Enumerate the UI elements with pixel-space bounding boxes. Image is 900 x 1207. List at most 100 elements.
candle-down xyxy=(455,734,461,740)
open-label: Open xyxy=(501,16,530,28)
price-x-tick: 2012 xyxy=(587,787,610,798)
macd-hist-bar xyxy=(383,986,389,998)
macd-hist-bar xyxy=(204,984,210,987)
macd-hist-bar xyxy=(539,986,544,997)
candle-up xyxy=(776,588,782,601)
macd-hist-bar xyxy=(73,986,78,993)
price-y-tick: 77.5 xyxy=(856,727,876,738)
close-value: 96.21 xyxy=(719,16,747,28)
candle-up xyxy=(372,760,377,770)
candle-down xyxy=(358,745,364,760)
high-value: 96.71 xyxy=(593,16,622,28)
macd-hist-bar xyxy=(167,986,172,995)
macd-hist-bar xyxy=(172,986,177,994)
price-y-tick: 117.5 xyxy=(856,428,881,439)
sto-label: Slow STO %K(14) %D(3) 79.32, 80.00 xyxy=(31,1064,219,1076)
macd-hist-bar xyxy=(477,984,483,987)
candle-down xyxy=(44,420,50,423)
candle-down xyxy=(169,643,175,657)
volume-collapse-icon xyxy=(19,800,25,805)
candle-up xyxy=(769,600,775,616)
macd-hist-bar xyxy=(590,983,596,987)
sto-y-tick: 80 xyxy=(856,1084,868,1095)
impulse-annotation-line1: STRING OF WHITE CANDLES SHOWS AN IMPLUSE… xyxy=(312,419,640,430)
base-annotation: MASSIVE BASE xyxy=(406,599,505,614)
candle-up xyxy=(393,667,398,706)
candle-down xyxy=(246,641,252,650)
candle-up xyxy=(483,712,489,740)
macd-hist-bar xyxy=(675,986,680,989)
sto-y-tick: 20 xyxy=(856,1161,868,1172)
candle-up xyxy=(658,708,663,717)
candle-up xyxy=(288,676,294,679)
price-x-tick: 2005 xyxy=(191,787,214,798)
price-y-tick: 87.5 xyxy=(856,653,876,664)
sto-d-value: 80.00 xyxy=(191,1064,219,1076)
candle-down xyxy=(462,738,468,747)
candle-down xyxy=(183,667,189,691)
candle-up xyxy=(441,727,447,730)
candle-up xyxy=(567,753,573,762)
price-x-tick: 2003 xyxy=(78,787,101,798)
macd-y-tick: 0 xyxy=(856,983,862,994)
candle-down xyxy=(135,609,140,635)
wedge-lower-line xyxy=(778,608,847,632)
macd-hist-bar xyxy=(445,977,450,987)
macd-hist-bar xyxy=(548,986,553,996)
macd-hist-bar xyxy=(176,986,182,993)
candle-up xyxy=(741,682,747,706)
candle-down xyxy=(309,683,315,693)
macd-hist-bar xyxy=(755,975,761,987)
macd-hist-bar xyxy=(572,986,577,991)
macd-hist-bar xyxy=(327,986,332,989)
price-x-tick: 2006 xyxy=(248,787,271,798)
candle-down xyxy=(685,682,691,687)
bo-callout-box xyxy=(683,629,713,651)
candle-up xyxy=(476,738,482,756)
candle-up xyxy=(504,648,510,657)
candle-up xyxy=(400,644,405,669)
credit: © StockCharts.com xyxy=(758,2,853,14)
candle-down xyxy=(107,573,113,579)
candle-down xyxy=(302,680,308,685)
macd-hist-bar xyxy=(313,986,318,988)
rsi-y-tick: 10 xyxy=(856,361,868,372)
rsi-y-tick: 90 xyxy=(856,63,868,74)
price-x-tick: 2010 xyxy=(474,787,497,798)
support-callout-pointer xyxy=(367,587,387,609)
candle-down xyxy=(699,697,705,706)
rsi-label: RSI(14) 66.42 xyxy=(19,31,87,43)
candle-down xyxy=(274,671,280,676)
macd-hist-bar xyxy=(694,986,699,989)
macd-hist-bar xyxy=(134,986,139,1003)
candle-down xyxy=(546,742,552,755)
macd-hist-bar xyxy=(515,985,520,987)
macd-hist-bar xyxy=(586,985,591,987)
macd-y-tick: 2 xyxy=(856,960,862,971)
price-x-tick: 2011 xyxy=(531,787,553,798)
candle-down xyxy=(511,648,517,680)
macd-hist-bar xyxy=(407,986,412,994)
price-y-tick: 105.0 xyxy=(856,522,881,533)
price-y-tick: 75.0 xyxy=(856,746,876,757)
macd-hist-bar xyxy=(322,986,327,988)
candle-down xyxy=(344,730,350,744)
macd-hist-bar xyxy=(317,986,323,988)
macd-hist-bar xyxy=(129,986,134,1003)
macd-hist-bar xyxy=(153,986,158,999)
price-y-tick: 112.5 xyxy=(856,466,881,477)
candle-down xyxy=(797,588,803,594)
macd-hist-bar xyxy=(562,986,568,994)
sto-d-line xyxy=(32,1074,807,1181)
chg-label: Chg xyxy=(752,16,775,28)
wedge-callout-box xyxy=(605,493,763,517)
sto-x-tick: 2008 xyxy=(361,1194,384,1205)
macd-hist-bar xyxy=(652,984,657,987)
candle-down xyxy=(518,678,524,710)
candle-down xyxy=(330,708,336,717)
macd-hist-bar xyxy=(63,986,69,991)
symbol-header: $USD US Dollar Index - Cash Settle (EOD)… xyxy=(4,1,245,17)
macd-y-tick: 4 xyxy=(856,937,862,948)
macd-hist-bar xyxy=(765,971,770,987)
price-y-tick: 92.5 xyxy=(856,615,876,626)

━━━━━━━━━━━━━━━━━━━━

INSTRUCTIONS TO FOLLOW: State how many lines in the records above contain the string "annotation". Give only the number.

ANSWER TO THIS PROBLEM: 2